Data supplied:
■ ■ ■

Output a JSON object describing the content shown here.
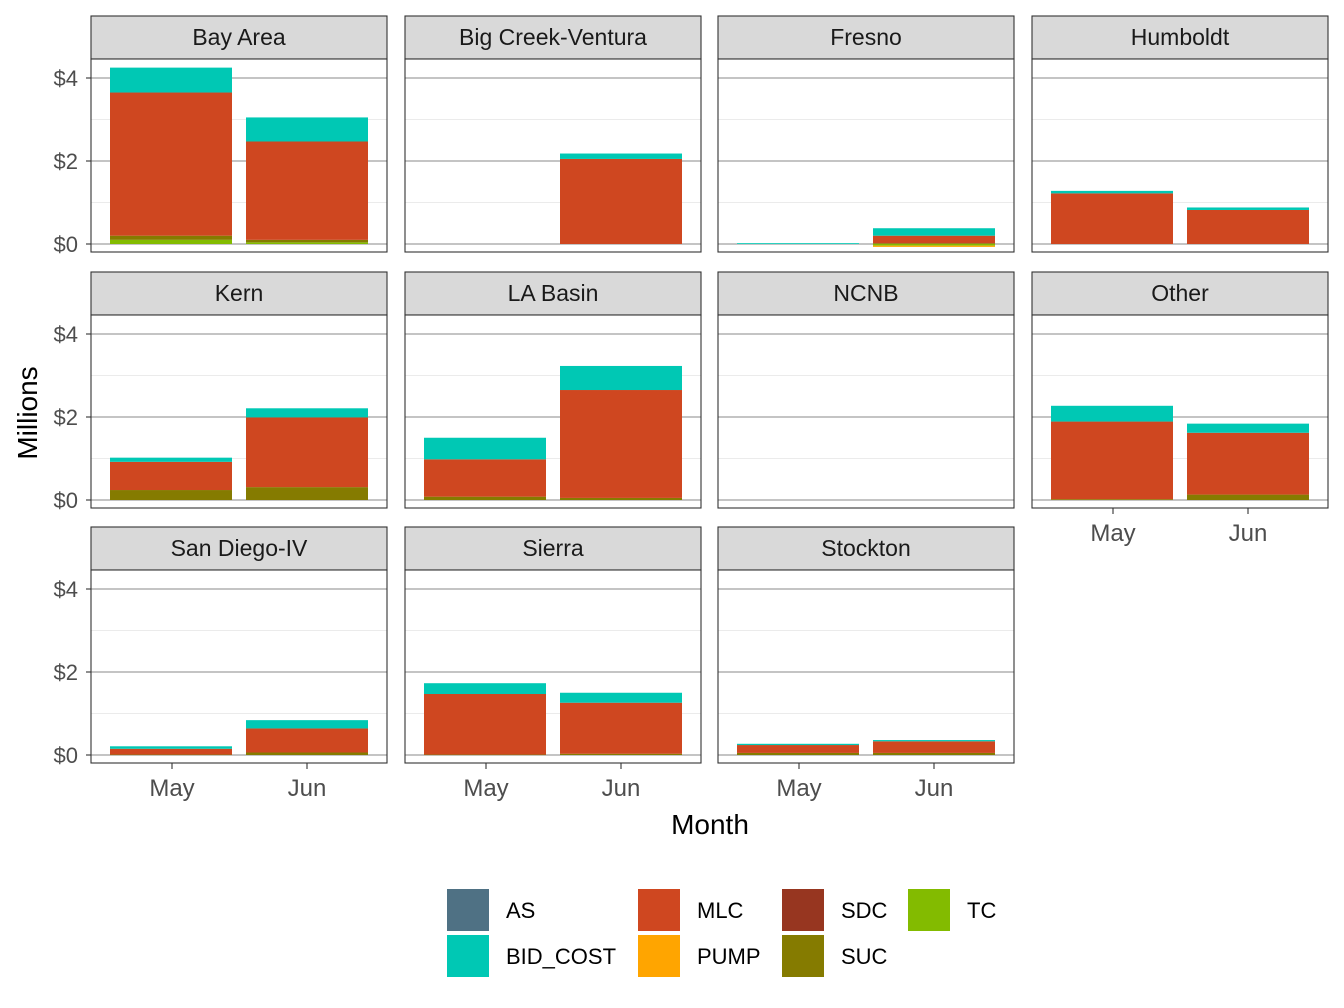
{
  "chart_data": {
    "type": "bar",
    "stacked": true,
    "faceted": true,
    "xlabel": "Month",
    "ylabel": "Millions",
    "categories": [
      "May",
      "Jun"
    ],
    "ylim": [
      -0.25,
      4.5
    ],
    "y_ticks": [
      {
        "value": 0,
        "label": "$0"
      },
      {
        "value": 2,
        "label": "$2"
      },
      {
        "value": 4,
        "label": "$4"
      }
    ],
    "grid": true,
    "legend_position": "bottom",
    "series_colors": {
      "AS": "#4f7184",
      "BID_COST": "#00c8b4",
      "MLC": "#cf4720",
      "PUMP": "#ffa500",
      "SDC": "#973620",
      "SUC": "#857b00",
      "TC": "#83bb00"
    },
    "legend": [
      "AS",
      "BID_COST",
      "MLC",
      "PUMP",
      "SDC",
      "SUC",
      "TC"
    ],
    "panels": [
      {
        "name": "Bay Area",
        "May": {
          "TC": 0.1,
          "SUC": 0.1,
          "MLC": 3.45,
          "BID_COST": 0.6
        },
        "Jun": {
          "TC": 0.04,
          "SUC": 0.06,
          "MLC": 2.37,
          "BID_COST": 0.58
        }
      },
      {
        "name": "Big Creek-Ventura",
        "May": {},
        "Jun": {
          "MLC": 2.05,
          "BID_COST": 0.13
        }
      },
      {
        "name": "Fresno",
        "May": {
          "BID_COST": 0.02
        },
        "Jun": {
          "TC": -0.04,
          "PUMP": -0.03,
          "SUC": 0.02,
          "MLC": 0.18,
          "BID_COST": 0.18
        }
      },
      {
        "name": "Humboldt",
        "May": {
          "MLC": 1.22,
          "BID_COST": 0.06
        },
        "Jun": {
          "MLC": 0.82,
          "BID_COST": 0.06
        }
      },
      {
        "name": "Kern",
        "May": {
          "SUC": 0.24,
          "MLC": 0.68,
          "BID_COST": 0.1
        },
        "Jun": {
          "SUC": 0.31,
          "MLC": 1.68,
          "BID_COST": 0.22
        }
      },
      {
        "name": "LA Basin",
        "May": {
          "SUC": 0.08,
          "MLC": 0.9,
          "BID_COST": 0.52
        },
        "Jun": {
          "SUC": 0.05,
          "MLC": 2.6,
          "BID_COST": 0.58
        }
      },
      {
        "name": "NCNB",
        "May": {},
        "Jun": {}
      },
      {
        "name": "Other",
        "May": {
          "SUC": 0.02,
          "MLC": 1.87,
          "BID_COST": 0.38
        },
        "Jun": {
          "SUC": 0.13,
          "MLC": 1.49,
          "BID_COST": 0.22
        }
      },
      {
        "name": "San Diego-IV",
        "May": {
          "SUC": 0.01,
          "MLC": 0.14,
          "BID_COST": 0.06
        },
        "Jun": {
          "SUC": 0.06,
          "MLC": 0.58,
          "BID_COST": 0.2
        }
      },
      {
        "name": "Sierra",
        "May": {
          "SUC": 0.01,
          "MLC": 1.46,
          "BID_COST": 0.26
        },
        "Jun": {
          "SUC": 0.03,
          "MLC": 1.23,
          "BID_COST": 0.24
        }
      },
      {
        "name": "Stockton",
        "May": {
          "SUC": 0.05,
          "MLC": 0.19,
          "BID_COST": 0.03
        },
        "Jun": {
          "SUC": 0.05,
          "MLC": 0.28,
          "BID_COST": 0.03
        }
      }
    ]
  }
}
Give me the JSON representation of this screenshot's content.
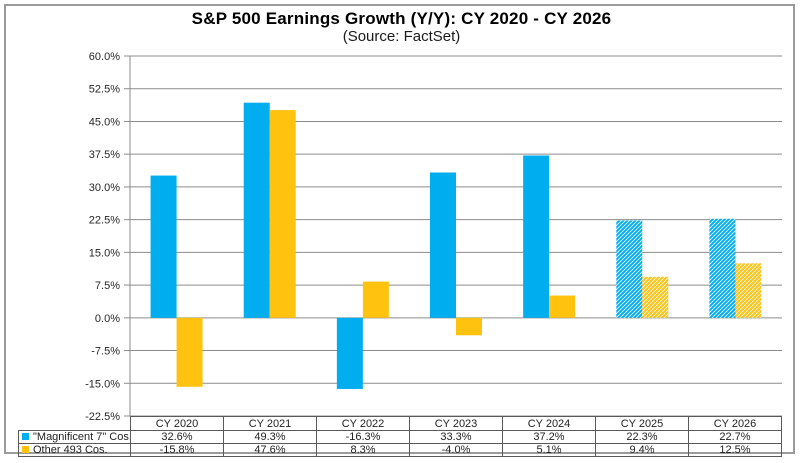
{
  "chart_data": {
    "type": "bar",
    "title": "S&P 500 Earnings Growth (Y/Y): CY 2020 - CY 2026",
    "subtitle": "(Source: FactSet)",
    "categories": [
      "CY 2020",
      "CY 2021",
      "CY 2022",
      "CY 2023",
      "CY 2024",
      "CY 2025",
      "CY 2026"
    ],
    "series": [
      {
        "name": "\"Magnificent 7\" Cos.",
        "color": "#00AEEF",
        "values": [
          32.6,
          49.3,
          -16.3,
          33.3,
          37.2,
          22.3,
          22.7
        ],
        "display": [
          "32.6%",
          "49.3%",
          "-16.3%",
          "33.3%",
          "37.2%",
          "22.3%",
          "22.7%"
        ]
      },
      {
        "name": "Other 493 Cos.",
        "color": "#FFC20E",
        "values": [
          -15.8,
          47.6,
          8.3,
          -4.0,
          5.1,
          9.4,
          12.5
        ],
        "display": [
          "-15.8%",
          "47.6%",
          "8.3%",
          "-4.0%",
          "5.1%",
          "9.4%",
          "12.5%"
        ]
      }
    ],
    "hatched_categories": [
      "CY 2025",
      "CY 2026"
    ],
    "y_axis": {
      "min": -22.5,
      "max": 60.0,
      "step": 7.5,
      "tick_labels": [
        "60.0%",
        "52.5%",
        "45.0%",
        "37.5%",
        "30.0%",
        "22.5%",
        "15.0%",
        "7.5%",
        "0.0%",
        "-7.5%",
        "-15.0%",
        "-22.5%"
      ]
    },
    "grid": true,
    "legend_position": "data-table-left",
    "colors": {
      "grid": "#8c8c8c",
      "axis": "#8c8c8c",
      "table_border": "#595959",
      "frame": "#9a9a9a"
    }
  }
}
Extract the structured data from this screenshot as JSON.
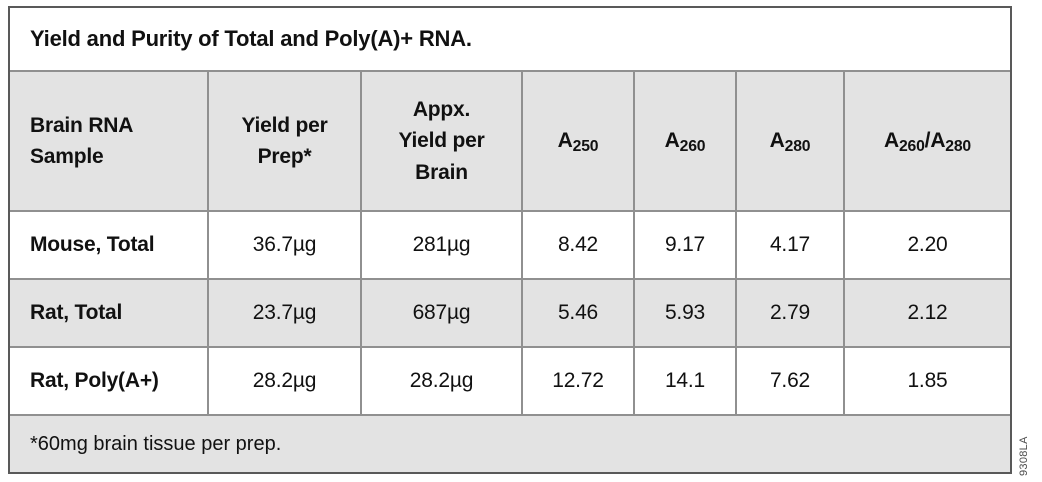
{
  "figure_code": "9308LA",
  "colors": {
    "shaded_fill": "#e3e3e3",
    "white_fill": "#ffffff",
    "grid_line": "#909090",
    "outer_border": "#595959",
    "text": "#111111"
  },
  "header_display": [
    {
      "lines": [
        "Brain RNA",
        "Sample"
      ]
    },
    {
      "lines": [
        "Yield per",
        "Prep*"
      ]
    },
    {
      "lines": [
        "Appx.",
        "Yield per",
        "Brain"
      ]
    },
    {
      "base": "A",
      "sub": "250"
    },
    {
      "base": "A",
      "sub": "260"
    },
    {
      "base": "A",
      "sub": "280"
    },
    {
      "base1": "A",
      "sub1": "260",
      "slash": "/",
      "base2": "A",
      "sub2": "280"
    }
  ],
  "chart_data": {
    "type": "table",
    "title": "Yield and Purity of Total and Poly(A)+ RNA.",
    "columns": [
      "Brain RNA Sample",
      "Yield per Prep*",
      "Appx. Yield per Brain",
      "A250",
      "A260",
      "A280",
      "A260/A280"
    ],
    "rows": [
      [
        "Mouse, Total",
        "36.7µg",
        "281µg",
        "8.42",
        "9.17",
        "4.17",
        "2.20"
      ],
      [
        "Rat, Total",
        "23.7µg",
        "687µg",
        "5.46",
        "5.93",
        "2.79",
        "2.12"
      ],
      [
        "Rat, Poly(A+)",
        "28.2µg",
        "28.2µg",
        "12.72",
        "14.1",
        "7.62",
        "1.85"
      ]
    ],
    "footnote": "*60mg brain tissue per prep."
  }
}
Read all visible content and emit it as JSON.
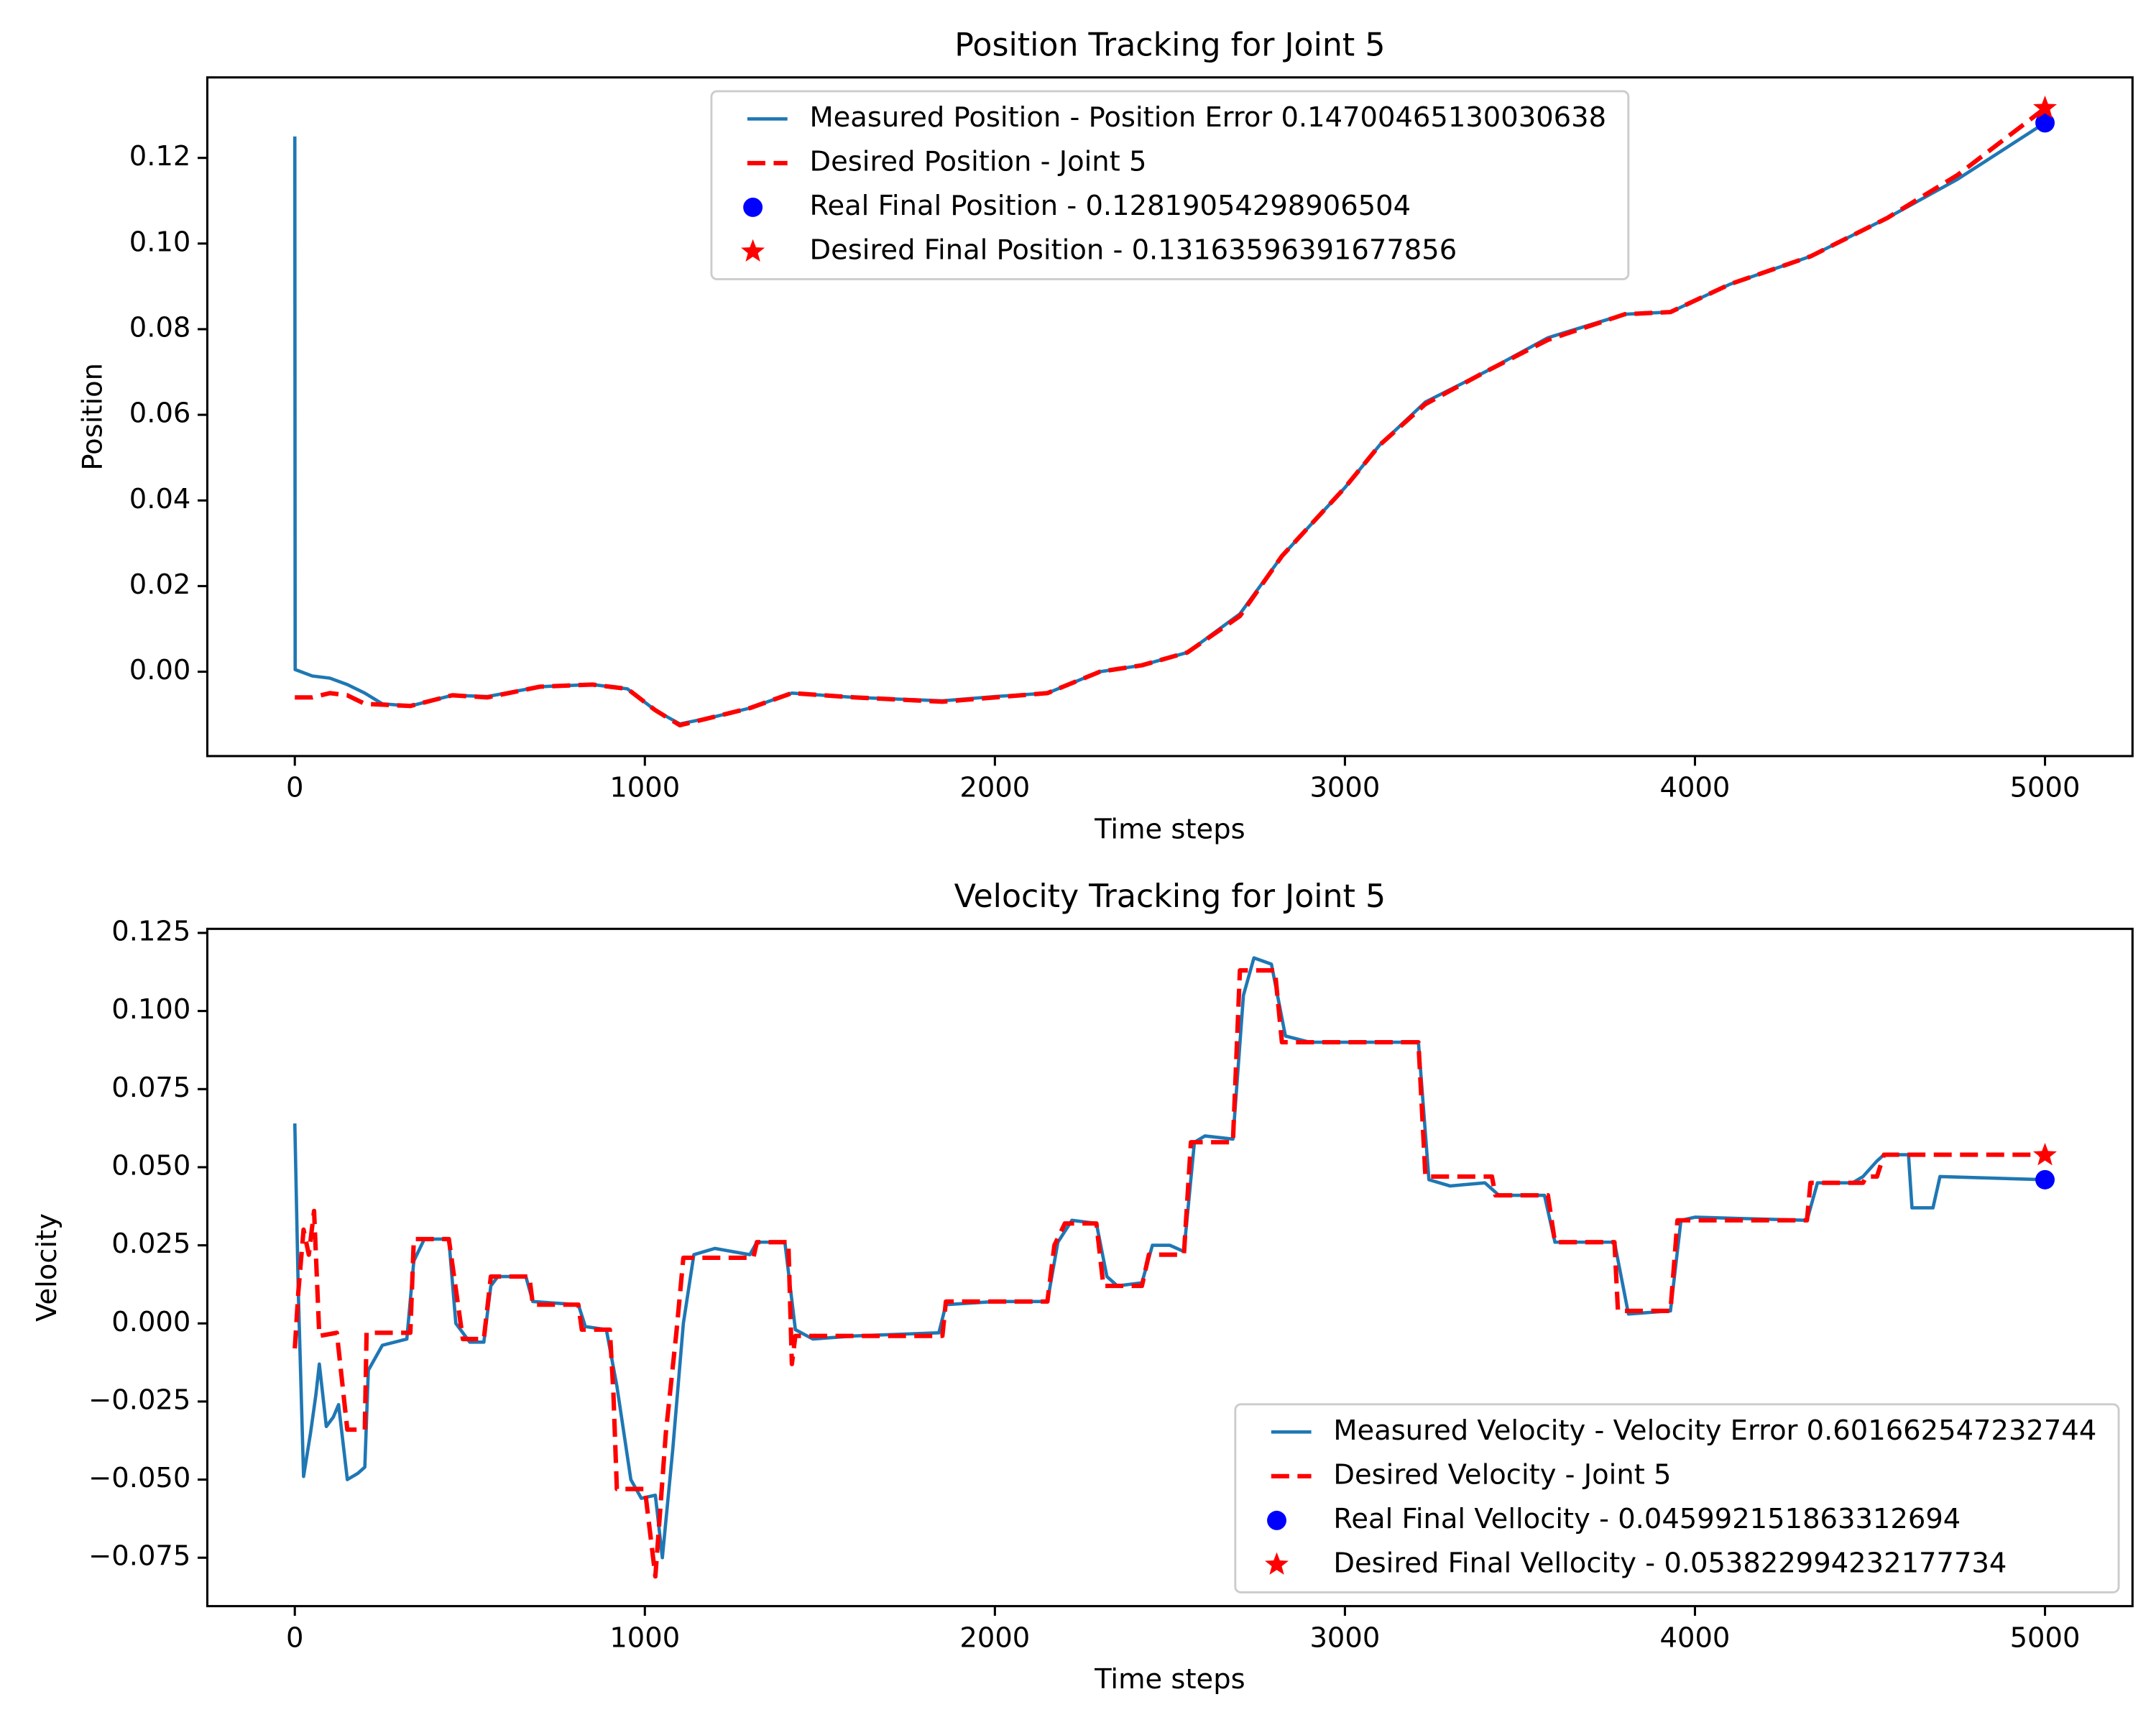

■ ■ ■

The task:
Reproduce the listing word for word and omit its pictures.

Response to this task:
Output a JSON object describing the content shown here.
{
  "chart_data": {
    "type": "bar",
    "stacked": true,
    "faceted": true,
    "xlabel": "Month",
    "ylabel": "Millions",
    "categories": [
      "May",
      "Jun"
    ],
    "ylim": [
      -0.25,
      4.5
    ],
    "y_ticks": [
      {
        "value": 0,
        "label": "$0"
      },
      {
        "value": 2,
        "label": "$2"
      },
      {
        "value": 4,
        "label": "$4"
      }
    ],
    "grid": true,
    "legend_position": "bottom",
    "series_colors": {
      "AS": "#4f7184",
      "BID_COST": "#00c8b4",
      "MLC": "#cf4720",
      "PUMP": "#ffa500",
      "SDC": "#973620",
      "SUC": "#857b00",
      "TC": "#83bb00"
    },
    "legend": [
      "AS",
      "BID_COST",
      "MLC",
      "PUMP",
      "SDC",
      "SUC",
      "TC"
    ],
    "panels": [
      {
        "name": "Bay Area",
        "May": {
          "TC": 0.1,
          "SUC": 0.1,
          "MLC": 3.45,
          "BID_COST": 0.6
        },
        "Jun": {
          "TC": 0.04,
          "SUC": 0.06,
          "MLC": 2.37,
          "BID_COST": 0.58
        }
      },
      {
        "name": "Big Creek-Ventura",
        "May": {},
        "Jun": {
          "MLC": 2.05,
          "BID_COST": 0.13
        }
      },
      {
        "name": "Fresno",
        "May": {
          "BID_COST": 0.02
        },
        "Jun": {
          "TC": -0.04,
          "PUMP": -0.03,
          "SUC": 0.02,
          "MLC": 0.18,
          "BID_COST": 0.18
        }
      },
      {
        "name": "Humboldt",
        "May": {
          "MLC": 1.22,
          "BID_COST": 0.06
        },
        "Jun": {
          "MLC": 0.82,
          "BID_COST": 0.06
        }
      },
      {
        "name": "Kern",
        "May": {
          "SUC": 0.24,
          "MLC": 0.68,
          "BID_COST": 0.1
        },
        "Jun": {
          "SUC": 0.31,
          "MLC": 1.68,
          "BID_COST": 0.22
        }
      },
      {
        "name": "LA Basin",
        "May": {
          "SUC": 0.08,
          "MLC": 0.9,
          "BID_COST": 0.52
        },
        "Jun": {
          "SUC": 0.05,
          "MLC": 2.6,
          "BID_COST": 0.58
        }
      },
      {
        "name": "NCNB",
        "May": {},
        "Jun": {}
      },
      {
        "name": "Other",
        "May": {
          "SUC": 0.02,
          "MLC": 1.87,
          "BID_COST": 0.38
        },
        "Jun": {
          "SUC": 0.13,
          "MLC": 1.49,
          "BID_COST": 0.22
        }
      },
      {
        "name": "San Diego-IV",
        "May": {
          "SUC": 0.01,
          "MLC": 0.14,
          "BID_COST": 0.06
        },
        "Jun": {
          "SUC": 0.06,
          "MLC": 0.58,
          "BID_COST": 0.2
        }
      },
      {
        "name": "Sierra",
        "May": {
          "SUC": 0.01,
          "MLC": 1.46,
          "BID_COST": 0.26
        },
        "Jun": {
          "SUC": 0.03,
          "MLC": 1.23,
          "BID_COST": 0.24
        }
      },
      {
        "name": "Stockton",
        "May": {
          "SUC": 0.05,
          "MLC": 0.19,
          "BID_COST": 0.03
        },
        "Jun": {
          "SUC": 0.05,
          "MLC": 0.28,
          "BID_COST": 0.03
        }
      }
    ]
  }
}
Give me the JSON representation of this screenshot's content.
{
  "chart_data": {
    "type": "bar",
    "title": "S&P 500 Earnings Growth (Y/Y): CY 2020 - CY 2026",
    "subtitle": "(Source: FactSet)",
    "categories": [
      "CY 2020",
      "CY 2021",
      "CY 2022",
      "CY 2023",
      "CY 2024",
      "CY 2025",
      "CY 2026"
    ],
    "series": [
      {
        "name": "\"Magnificent 7\" Cos.",
        "color": "#00AEEF",
        "values": [
          32.6,
          49.3,
          -16.3,
          33.3,
          37.2,
          22.3,
          22.7
        ],
        "display": [
          "32.6%",
          "49.3%",
          "-16.3%",
          "33.3%",
          "37.2%",
          "22.3%",
          "22.7%"
        ]
      },
      {
        "name": "Other 493 Cos.",
        "color": "#FFC20E",
        "values": [
          -15.8,
          47.6,
          8.3,
          -4.0,
          5.1,
          9.4,
          12.5
        ],
        "display": [
          "-15.8%",
          "47.6%",
          "8.3%",
          "-4.0%",
          "5.1%",
          "9.4%",
          "12.5%"
        ]
      }
    ],
    "hatched_categories": [
      "CY 2025",
      "CY 2026"
    ],
    "y_axis": {
      "min": -22.5,
      "max": 60.0,
      "step": 7.5,
      "tick_labels": [
        "60.0%",
        "52.5%",
        "45.0%",
        "37.5%",
        "30.0%",
        "22.5%",
        "15.0%",
        "7.5%",
        "0.0%",
        "-7.5%",
        "-15.0%",
        "-22.5%"
      ]
    },
    "grid": true,
    "legend_position": "data-table-left",
    "colors": {
      "grid": "#8c8c8c",
      "axis": "#8c8c8c",
      "table_border": "#595959",
      "frame": "#9a9a9a"
    }
  }
}
Extract the structured data from this screenshot as JSON.
{
  "figure_code": "9308LA",
  "colors": {
    "shaded_fill": "#e3e3e3",
    "white_fill": "#ffffff",
    "grid_line": "#909090",
    "outer_border": "#595959",
    "text": "#111111"
  },
  "header_display": [
    {
      "lines": [
        "Brain RNA",
        "Sample"
      ]
    },
    {
      "lines": [
        "Yield per",
        "Prep*"
      ]
    },
    {
      "lines": [
        "Appx.",
        "Yield per",
        "Brain"
      ]
    },
    {
      "base": "A",
      "sub": "250"
    },
    {
      "base": "A",
      "sub": "260"
    },
    {
      "base": "A",
      "sub": "280"
    },
    {
      "base1": "A",
      "sub1": "260",
      "slash": "/",
      "base2": "A",
      "sub2": "280"
    }
  ],
  "chart_data": {
    "type": "table",
    "title": "Yield and Purity of Total and Poly(A)+ RNA.",
    "columns": [
      "Brain RNA Sample",
      "Yield per Prep*",
      "Appx. Yield per Brain",
      "A250",
      "A260",
      "A280",
      "A260/A280"
    ],
    "rows": [
      [
        "Mouse, Total",
        "36.7µg",
        "281µg",
        "8.42",
        "9.17",
        "4.17",
        "2.20"
      ],
      [
        "Rat, Total",
        "23.7µg",
        "687µg",
        "5.46",
        "5.93",
        "2.79",
        "2.12"
      ],
      [
        "Rat, Poly(A+)",
        "28.2µg",
        "28.2µg",
        "12.72",
        "14.1",
        "7.62",
        "1.85"
      ]
    ],
    "footnote": "*60mg brain tissue per prep."
  }
}
Read all visible content and emit it as JSON.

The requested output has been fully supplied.